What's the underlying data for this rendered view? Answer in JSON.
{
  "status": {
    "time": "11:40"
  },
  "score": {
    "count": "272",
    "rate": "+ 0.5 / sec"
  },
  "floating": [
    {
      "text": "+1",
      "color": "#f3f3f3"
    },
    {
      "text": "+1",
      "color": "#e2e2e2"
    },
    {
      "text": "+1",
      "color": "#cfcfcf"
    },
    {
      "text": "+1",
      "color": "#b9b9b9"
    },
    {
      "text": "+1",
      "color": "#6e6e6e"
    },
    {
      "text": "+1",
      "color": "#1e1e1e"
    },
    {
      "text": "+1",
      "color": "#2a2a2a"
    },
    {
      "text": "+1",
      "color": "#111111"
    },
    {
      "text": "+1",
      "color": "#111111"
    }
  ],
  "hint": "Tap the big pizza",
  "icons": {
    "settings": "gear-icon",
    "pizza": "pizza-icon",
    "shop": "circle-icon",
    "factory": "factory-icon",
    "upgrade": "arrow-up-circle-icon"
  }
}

* * *

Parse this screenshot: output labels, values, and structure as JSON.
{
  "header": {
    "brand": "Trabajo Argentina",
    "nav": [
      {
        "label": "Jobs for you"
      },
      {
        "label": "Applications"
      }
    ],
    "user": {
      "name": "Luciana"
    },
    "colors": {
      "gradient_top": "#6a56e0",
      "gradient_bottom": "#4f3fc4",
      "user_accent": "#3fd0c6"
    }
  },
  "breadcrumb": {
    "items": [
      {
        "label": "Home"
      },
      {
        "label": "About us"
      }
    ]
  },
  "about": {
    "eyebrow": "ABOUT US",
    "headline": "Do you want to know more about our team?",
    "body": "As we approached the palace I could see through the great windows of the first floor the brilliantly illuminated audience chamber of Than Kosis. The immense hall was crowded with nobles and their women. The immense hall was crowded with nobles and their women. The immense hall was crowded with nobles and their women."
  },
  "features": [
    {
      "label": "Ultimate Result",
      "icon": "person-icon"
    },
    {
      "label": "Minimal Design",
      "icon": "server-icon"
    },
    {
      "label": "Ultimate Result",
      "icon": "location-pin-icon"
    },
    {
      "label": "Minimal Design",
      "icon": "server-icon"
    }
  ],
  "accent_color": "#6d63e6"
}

## [Set problem]
From the entries above, copy each line holding "pizza".

## [In response]
  "hint": "Tap the big pizza",
    "pizza": "pizza-icon",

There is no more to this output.